>> start Data provided
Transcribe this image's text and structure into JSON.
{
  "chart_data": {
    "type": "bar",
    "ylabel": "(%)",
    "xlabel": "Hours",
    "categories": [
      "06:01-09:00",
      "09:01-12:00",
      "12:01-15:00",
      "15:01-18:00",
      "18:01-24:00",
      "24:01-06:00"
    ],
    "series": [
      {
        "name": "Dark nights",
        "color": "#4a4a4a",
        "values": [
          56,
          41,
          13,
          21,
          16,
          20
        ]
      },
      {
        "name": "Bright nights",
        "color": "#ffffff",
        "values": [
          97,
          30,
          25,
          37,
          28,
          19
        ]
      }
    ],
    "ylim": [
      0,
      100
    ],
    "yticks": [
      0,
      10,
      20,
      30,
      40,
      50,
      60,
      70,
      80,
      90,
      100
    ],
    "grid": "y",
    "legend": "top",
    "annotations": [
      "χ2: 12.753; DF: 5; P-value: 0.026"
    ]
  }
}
>> end Data provided
>> start Data provided
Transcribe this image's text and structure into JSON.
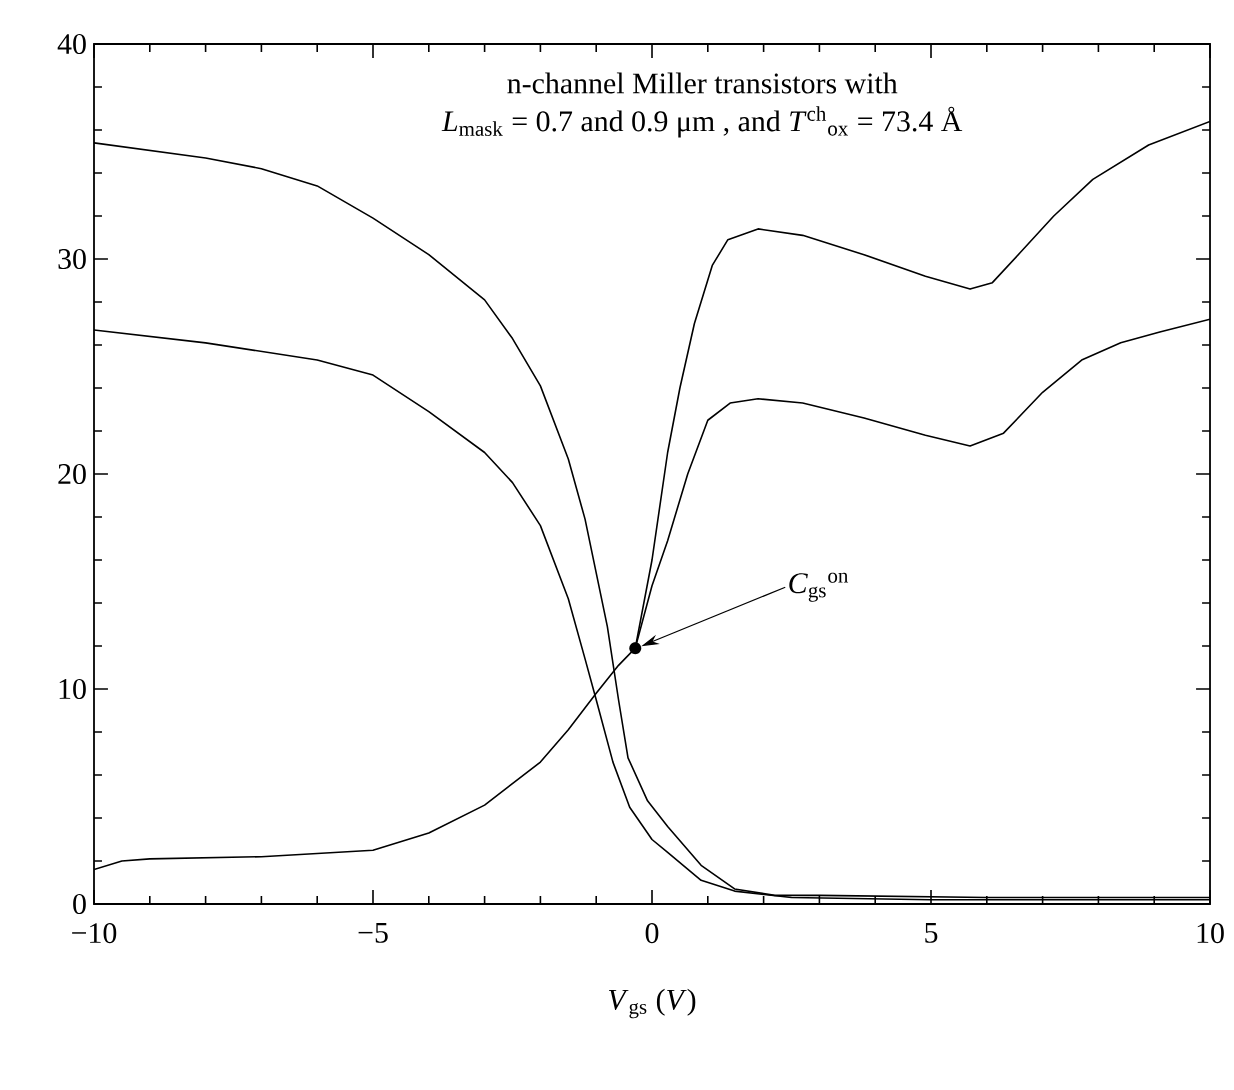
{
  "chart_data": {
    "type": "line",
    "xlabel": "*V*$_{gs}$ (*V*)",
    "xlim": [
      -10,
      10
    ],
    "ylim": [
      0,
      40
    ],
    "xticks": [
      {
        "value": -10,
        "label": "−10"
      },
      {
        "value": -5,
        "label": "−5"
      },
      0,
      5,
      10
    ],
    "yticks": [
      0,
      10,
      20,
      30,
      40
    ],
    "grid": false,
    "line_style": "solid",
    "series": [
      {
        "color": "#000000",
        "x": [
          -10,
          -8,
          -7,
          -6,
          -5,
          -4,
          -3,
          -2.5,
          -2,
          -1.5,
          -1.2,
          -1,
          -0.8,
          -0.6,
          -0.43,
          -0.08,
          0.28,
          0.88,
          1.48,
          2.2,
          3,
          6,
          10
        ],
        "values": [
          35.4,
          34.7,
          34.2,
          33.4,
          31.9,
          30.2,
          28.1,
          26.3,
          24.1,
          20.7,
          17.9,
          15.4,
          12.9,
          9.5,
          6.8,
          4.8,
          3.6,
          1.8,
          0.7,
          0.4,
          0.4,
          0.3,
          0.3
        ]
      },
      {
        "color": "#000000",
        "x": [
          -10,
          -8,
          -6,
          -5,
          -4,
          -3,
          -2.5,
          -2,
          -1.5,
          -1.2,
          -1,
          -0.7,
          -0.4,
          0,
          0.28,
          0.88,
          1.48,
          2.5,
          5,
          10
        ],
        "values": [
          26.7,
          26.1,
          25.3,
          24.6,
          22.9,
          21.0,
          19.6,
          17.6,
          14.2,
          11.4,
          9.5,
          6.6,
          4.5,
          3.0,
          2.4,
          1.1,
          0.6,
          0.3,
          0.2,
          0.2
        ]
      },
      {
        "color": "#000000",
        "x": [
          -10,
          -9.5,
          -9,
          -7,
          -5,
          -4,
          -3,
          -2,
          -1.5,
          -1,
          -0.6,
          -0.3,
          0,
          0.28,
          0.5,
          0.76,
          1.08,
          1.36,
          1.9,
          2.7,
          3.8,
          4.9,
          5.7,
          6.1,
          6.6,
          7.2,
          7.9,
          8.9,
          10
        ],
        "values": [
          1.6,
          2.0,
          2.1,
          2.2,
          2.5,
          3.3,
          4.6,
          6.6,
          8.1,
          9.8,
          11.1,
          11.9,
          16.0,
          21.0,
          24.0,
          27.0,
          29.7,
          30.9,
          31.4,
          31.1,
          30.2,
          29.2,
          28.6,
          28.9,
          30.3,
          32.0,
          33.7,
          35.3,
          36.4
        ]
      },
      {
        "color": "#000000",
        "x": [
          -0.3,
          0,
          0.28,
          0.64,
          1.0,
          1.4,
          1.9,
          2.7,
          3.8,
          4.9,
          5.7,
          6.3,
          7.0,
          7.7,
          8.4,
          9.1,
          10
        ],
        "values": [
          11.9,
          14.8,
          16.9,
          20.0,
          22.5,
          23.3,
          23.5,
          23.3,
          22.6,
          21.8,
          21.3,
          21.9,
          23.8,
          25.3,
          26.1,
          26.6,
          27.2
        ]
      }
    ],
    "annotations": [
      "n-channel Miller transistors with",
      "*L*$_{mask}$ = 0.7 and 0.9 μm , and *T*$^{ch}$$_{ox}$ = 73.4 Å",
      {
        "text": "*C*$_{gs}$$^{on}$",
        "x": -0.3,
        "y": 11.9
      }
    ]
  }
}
>> end Data provided
>> start Data provided
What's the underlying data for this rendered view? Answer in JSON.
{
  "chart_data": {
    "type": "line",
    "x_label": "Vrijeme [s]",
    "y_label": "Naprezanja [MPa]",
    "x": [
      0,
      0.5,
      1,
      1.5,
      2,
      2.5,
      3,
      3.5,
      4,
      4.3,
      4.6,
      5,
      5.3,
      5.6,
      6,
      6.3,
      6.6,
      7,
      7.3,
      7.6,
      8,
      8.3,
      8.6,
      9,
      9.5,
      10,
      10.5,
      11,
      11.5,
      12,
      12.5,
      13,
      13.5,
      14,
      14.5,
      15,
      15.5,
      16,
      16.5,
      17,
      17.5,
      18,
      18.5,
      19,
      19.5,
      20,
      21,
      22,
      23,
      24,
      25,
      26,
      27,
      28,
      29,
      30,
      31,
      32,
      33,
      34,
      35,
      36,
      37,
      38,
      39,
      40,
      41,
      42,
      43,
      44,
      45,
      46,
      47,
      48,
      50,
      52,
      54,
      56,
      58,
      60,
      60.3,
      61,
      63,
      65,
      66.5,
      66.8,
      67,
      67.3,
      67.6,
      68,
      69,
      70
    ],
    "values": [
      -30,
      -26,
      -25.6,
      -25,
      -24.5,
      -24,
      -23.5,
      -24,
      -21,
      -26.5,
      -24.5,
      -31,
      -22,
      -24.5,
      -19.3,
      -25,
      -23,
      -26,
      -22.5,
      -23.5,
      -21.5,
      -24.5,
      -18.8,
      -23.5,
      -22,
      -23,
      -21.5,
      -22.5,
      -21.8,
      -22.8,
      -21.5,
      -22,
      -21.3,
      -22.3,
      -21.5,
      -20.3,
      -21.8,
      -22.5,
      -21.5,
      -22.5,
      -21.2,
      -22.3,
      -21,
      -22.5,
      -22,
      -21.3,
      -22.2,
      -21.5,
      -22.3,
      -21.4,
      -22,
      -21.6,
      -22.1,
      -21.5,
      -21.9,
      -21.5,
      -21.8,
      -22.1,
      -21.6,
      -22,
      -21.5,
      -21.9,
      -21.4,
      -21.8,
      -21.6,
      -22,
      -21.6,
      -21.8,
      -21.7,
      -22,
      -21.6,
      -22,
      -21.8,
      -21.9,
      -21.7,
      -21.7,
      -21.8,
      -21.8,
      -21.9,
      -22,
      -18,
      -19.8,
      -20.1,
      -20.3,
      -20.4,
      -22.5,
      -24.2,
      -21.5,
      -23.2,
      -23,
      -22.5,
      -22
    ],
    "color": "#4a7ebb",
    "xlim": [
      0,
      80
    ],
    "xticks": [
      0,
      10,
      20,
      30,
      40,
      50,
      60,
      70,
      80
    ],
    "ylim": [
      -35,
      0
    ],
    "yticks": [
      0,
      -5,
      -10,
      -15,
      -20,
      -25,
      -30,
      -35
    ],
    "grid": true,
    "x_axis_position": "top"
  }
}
>> end Data provided
▶ _Direction_: Count how many lines of the data include the word "nights". Your reply should be that number alone.

▶ _Output of the exercise_: 2